### Problem requirements
Return every entry exactly as written.

(Extracted data entries)
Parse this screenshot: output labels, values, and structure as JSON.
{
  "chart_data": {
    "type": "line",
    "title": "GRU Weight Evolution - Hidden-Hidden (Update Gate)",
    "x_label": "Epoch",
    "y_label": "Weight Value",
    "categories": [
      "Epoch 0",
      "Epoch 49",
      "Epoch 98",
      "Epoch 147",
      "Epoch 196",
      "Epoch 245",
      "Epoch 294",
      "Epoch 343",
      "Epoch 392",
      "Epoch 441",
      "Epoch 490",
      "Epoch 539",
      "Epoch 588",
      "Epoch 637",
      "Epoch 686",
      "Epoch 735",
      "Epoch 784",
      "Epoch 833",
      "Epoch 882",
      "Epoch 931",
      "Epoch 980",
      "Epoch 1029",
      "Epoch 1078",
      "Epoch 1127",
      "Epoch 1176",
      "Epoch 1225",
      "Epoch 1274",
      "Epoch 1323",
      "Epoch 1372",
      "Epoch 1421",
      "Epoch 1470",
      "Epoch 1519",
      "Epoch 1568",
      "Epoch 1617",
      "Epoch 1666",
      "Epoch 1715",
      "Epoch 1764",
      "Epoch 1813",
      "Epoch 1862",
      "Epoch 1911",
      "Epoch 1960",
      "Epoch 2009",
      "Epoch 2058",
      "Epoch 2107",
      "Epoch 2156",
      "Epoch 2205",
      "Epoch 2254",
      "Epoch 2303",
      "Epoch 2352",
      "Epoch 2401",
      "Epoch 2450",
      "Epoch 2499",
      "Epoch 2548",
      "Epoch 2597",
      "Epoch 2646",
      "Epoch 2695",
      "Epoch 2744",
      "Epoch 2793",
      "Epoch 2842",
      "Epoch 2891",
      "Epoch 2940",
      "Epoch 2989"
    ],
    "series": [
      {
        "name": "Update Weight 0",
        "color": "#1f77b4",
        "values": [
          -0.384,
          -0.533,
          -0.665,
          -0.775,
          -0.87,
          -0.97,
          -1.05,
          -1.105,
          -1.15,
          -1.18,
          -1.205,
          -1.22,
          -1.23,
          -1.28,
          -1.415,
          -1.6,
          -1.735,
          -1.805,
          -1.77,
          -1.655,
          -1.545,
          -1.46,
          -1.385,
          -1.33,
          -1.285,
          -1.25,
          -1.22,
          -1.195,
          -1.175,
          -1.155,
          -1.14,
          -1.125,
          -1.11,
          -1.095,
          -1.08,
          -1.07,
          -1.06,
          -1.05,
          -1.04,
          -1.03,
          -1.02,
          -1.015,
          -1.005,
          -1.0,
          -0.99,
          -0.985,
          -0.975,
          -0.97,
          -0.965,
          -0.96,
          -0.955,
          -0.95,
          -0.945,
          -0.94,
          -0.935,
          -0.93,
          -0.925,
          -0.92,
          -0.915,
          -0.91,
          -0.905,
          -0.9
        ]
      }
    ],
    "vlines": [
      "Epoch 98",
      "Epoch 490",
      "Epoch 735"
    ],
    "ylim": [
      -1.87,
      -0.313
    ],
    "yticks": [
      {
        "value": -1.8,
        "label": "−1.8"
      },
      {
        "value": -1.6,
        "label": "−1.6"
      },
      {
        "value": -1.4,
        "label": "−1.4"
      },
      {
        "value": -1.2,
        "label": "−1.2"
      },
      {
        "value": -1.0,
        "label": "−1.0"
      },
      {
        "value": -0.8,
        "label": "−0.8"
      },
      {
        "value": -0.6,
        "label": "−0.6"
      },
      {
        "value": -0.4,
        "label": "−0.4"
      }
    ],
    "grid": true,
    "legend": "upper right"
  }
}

### Full solution
Parse this screenshot: output labels, values, and structure as JSON.
{
  "chart_data": {
    "type": "line",
    "title": "GRU Weight Evolution - Hidden-Hidden (Update Gate)",
    "x_label": "Epoch",
    "y_label": "Weight Value",
    "categories": [
      "Epoch 0",
      "Epoch 49",
      "Epoch 98",
      "Epoch 147",
      "Epoch 196",
      "Epoch 245",
      "Epoch 294",
      "Epoch 343",
      "Epoch 392",
      "Epoch 441",
      "Epoch 490",
      "Epoch 539",
      "Epoch 588",
      "Epoch 637",
      "Epoch 686",
      "Epoch 735",
      "Epoch 784",
      "Epoch 833",
      "Epoch 882",
      "Epoch 931",
      "Epoch 980",
      "Epoch 1029",
      "Epoch 1078",
      "Epoch 1127",
      "Epoch 1176",
      "Epoch 1225",
      "Epoch 1274",
      "Epoch 1323",
      "Epoch 1372",
      "Epoch 1421",
      "Epoch 1470",
      "Epoch 1519",
      "Epoch 1568",
      "Epoch 1617",
      "Epoch 1666",
      "Epoch 1715",
      "Epoch 1764",
      "Epoch 1813",
      "Epoch 1862",
      "Epoch 1911",
      "Epoch 1960",
      "Epoch 2009",
      "Epoch 2058",
      "Epoch 2107",
      "Epoch 2156",
      "Epoch 2205",
      "Epoch 2254",
      "Epoch 2303",
      "Epoch 2352",
      "Epoch 2401",
      "Epoch 2450",
      "Epoch 2499",
      "Epoch 2548",
      "Epoch 2597",
      "Epoch 2646",
      "Epoch 2695",
      "Epoch 2744",
      "Epoch 2793",
      "Epoch 2842",
      "Epoch 2891",
      "Epoch 2940",
      "Epoch 2989"
    ],
    "series": [
      {
        "name": "Update Weight 0",
        "color": "#1f77b4",
        "values": [
          -0.384,
          -0.533,
          -0.665,
          -0.775,
          -0.87,
          -0.97,
          -1.05,
          -1.105,
          -1.15,
          -1.18,
          -1.205,
          -1.22,
          -1.23,
          -1.28,
          -1.415,
          -1.6,
          -1.735,
          -1.805,
          -1.77,
          -1.655,
          -1.545,
          -1.46,
          -1.385,
          -1.33,
          -1.285,
          -1.25,
          -1.22,
          -1.195,
          -1.175,
          -1.155,
          -1.14,
          -1.125,
          -1.11,
          -1.095,
          -1.08,
          -1.07,
          -1.06,
          -1.05,
          -1.04,
          -1.03,
          -1.02,
          -1.015,
          -1.005,
          -1.0,
          -0.99,
          -0.985,
          -0.975,
          -0.97,
          -0.965,
          -0.96,
          -0.955,
          -0.95,
          -0.945,
          -0.94,
          -0.935,
          -0.93,
          -0.925,
          -0.92,
          -0.915,
          -0.91,
          -0.905,
          -0.9
        ]
      }
    ],
    "vlines": [
      "Epoch 98",
      "Epoch 490",
      "Epoch 735"
    ],
    "ylim": [
      -1.87,
      -0.313
    ],
    "yticks": [
      {
        "value": -1.8,
        "label": "−1.8"
      },
      {
        "value": -1.6,
        "label": "−1.6"
      },
      {
        "value": -1.4,
        "label": "−1.4"
      },
      {
        "value": -1.2,
        "label": "−1.2"
      },
      {
        "value": -1.0,
        "label": "−1.0"
      },
      {
        "value": -0.8,
        "label": "−0.8"
      },
      {
        "value": -0.6,
        "label": "−0.6"
      },
      {
        "value": -0.4,
        "label": "−0.4"
      }
    ],
    "grid": true,
    "legend": "upper right"
  }
}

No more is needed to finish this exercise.